Passage for review below:

Liza Montanino: Yes, I have two very big goals. It’s a little bit scary. They’re so big. But I feel like if I don’t put them out there, then they will never manifest. The first is, I want to hit six figures. So, that’s my financial goal. The second is really expanding the way that I serve moms and the web of impact that I am able to achieve.

I’m actually in the process of launching a new platform that is specifically for postpartum moms. I am unbelievably excited about it. The idea actually came to me from sleep consulting and working with moms one on one. Because I would end up talking to moms who would cry during our discovery calls about how frustrated they were and how hopeless and desperate.

I also had a really tough postpartum after my son was born. I just started thinking about the lack of support in this country for women postpartum, and how we’re really not meant to do it alone. There’s a reason. There’s that saying: it takes a village. I just kept thinking why isn’t it there, like a system in place to support women postpartum? There’s so much help that we need.

Then I was just, like, wait a minute. Maybe I can create this. So, that’s what I’m doing. It’s called Mother Good. It is a virtual village and physical, emotional and mental health support system for women postpartum. Tons of evidence-based information and resources. We will have expert led workshops, trainings, downloadables. I’m going to do weekly support group meetups.

The whole goal is to really help moms prioritize self-care and overcome self-doubt as they navigate the transition to motherhood and the first few years beyond. The whole idea is like putting on your own oxygen mask first. So, we are centering women, giving them the support and knowledge of postpartum professionals, alongside the community and connection and care of other women so that everyone in this community has the opportunity and the tools to become the best versions of themselves. Then take on the role of mother, partner, whatever it is, and soar.

Jayne Havens: I can’t wait. I literally have the chills listening to you say all of this. Do you have a launch date or like a projected launch date?

End of Passage for review.
Data provided below:

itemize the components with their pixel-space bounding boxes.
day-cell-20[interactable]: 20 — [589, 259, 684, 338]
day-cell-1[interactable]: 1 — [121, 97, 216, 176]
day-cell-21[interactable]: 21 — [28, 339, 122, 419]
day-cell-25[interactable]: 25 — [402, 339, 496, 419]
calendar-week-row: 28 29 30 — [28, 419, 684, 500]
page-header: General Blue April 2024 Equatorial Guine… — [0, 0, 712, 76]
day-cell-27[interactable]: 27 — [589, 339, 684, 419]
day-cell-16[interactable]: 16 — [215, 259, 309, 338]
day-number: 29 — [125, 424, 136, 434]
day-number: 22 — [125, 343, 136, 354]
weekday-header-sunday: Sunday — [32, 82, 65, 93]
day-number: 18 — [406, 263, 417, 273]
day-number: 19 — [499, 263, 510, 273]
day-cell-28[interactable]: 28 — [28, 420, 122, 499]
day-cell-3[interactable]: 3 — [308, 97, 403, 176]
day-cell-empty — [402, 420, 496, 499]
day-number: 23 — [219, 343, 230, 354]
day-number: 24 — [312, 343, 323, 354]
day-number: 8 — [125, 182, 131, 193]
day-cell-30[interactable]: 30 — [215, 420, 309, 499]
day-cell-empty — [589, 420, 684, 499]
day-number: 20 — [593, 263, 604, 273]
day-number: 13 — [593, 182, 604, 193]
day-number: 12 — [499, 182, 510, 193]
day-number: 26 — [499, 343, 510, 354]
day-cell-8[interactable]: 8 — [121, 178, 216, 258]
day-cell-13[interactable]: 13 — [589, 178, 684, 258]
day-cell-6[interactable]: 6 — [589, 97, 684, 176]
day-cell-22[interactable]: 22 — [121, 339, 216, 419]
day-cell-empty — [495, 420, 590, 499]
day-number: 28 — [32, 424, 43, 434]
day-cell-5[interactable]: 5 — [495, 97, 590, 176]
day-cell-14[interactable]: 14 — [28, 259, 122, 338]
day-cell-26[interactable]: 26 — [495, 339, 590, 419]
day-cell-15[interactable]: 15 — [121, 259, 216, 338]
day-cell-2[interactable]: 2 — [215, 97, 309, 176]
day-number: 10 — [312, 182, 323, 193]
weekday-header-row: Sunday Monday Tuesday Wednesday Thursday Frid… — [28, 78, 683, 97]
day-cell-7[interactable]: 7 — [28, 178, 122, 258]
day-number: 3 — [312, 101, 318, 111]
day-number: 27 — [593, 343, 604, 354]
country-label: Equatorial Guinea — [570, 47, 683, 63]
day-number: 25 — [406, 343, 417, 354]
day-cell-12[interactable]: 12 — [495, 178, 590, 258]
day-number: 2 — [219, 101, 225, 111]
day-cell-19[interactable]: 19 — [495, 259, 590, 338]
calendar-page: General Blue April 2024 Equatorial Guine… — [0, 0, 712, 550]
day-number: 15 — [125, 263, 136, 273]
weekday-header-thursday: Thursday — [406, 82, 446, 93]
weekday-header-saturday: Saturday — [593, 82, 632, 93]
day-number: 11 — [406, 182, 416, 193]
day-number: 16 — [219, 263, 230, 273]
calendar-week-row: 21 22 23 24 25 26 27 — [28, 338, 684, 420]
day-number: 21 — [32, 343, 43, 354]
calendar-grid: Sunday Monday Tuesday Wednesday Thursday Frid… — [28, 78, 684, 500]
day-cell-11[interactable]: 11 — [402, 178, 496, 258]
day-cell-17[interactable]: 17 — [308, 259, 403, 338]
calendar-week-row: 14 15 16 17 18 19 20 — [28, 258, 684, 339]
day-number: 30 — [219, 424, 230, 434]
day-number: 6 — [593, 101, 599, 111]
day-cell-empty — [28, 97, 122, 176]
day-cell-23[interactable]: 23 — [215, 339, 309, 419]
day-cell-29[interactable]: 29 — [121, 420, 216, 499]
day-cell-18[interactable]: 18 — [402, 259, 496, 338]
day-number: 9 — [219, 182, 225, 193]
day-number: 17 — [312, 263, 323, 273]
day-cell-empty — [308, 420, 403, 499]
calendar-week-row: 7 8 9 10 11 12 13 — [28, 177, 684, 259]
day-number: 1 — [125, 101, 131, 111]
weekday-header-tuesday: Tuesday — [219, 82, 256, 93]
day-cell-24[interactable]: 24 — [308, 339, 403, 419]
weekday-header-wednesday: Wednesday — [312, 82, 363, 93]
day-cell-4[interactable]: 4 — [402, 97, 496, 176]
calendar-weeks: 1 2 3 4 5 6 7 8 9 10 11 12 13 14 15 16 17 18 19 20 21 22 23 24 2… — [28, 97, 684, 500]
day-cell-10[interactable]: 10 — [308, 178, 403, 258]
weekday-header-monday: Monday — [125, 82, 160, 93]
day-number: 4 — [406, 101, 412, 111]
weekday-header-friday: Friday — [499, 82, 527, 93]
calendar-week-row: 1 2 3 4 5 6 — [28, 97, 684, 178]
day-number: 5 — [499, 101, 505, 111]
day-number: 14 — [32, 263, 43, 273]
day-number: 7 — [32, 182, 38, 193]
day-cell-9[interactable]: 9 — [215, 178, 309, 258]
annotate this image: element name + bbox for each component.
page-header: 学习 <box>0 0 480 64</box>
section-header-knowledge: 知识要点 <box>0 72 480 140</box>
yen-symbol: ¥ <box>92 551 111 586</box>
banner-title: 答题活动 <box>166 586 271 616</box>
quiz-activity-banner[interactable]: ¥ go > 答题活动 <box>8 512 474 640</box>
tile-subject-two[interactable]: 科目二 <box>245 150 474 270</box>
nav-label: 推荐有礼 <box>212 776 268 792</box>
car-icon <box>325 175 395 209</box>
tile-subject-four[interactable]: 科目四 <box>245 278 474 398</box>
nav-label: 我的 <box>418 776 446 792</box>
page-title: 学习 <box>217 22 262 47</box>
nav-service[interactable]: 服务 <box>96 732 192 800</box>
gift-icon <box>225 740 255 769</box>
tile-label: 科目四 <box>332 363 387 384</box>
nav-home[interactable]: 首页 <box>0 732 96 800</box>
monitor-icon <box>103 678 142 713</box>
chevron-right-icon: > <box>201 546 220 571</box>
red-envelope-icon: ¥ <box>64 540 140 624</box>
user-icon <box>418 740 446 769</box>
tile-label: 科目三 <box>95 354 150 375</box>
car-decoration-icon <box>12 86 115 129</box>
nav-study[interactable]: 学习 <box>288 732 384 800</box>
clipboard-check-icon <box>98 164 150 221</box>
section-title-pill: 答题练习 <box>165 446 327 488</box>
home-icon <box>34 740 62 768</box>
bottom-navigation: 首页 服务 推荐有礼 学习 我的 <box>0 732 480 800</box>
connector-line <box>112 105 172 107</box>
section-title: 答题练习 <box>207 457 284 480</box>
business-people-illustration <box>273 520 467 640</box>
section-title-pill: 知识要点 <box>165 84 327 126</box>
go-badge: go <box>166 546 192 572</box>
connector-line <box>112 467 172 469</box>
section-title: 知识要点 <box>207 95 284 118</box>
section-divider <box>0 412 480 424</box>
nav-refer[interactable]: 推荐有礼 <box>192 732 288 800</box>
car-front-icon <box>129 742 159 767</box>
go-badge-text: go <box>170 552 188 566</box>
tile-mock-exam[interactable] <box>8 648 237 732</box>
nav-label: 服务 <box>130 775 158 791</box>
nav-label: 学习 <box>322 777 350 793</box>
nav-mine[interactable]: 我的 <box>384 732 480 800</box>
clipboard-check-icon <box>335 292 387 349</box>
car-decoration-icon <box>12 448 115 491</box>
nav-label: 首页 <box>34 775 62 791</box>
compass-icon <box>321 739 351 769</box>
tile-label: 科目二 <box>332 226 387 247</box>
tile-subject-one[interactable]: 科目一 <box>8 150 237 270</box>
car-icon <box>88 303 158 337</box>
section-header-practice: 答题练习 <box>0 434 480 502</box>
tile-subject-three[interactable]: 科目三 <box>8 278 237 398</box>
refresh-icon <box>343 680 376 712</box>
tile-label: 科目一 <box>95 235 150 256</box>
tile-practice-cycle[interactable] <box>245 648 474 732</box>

End of Data provided.

### Work item
Please repeat the interview passage on Mother Good word for word, starting at the words "Liza Montanino: Yes, I" and stopping after the words "able to achieve.".

### Finished exercise
Liza Montanino: Yes, I have two very big goals. It’s a little bit scary. They’re so big. But I feel like if I don’t put them out there, then they will never manifest. The first is, I want to hit six figures. So, that’s my financial goal. The second is really expanding the way that I serve moms and the web of impact that I am able to achieve.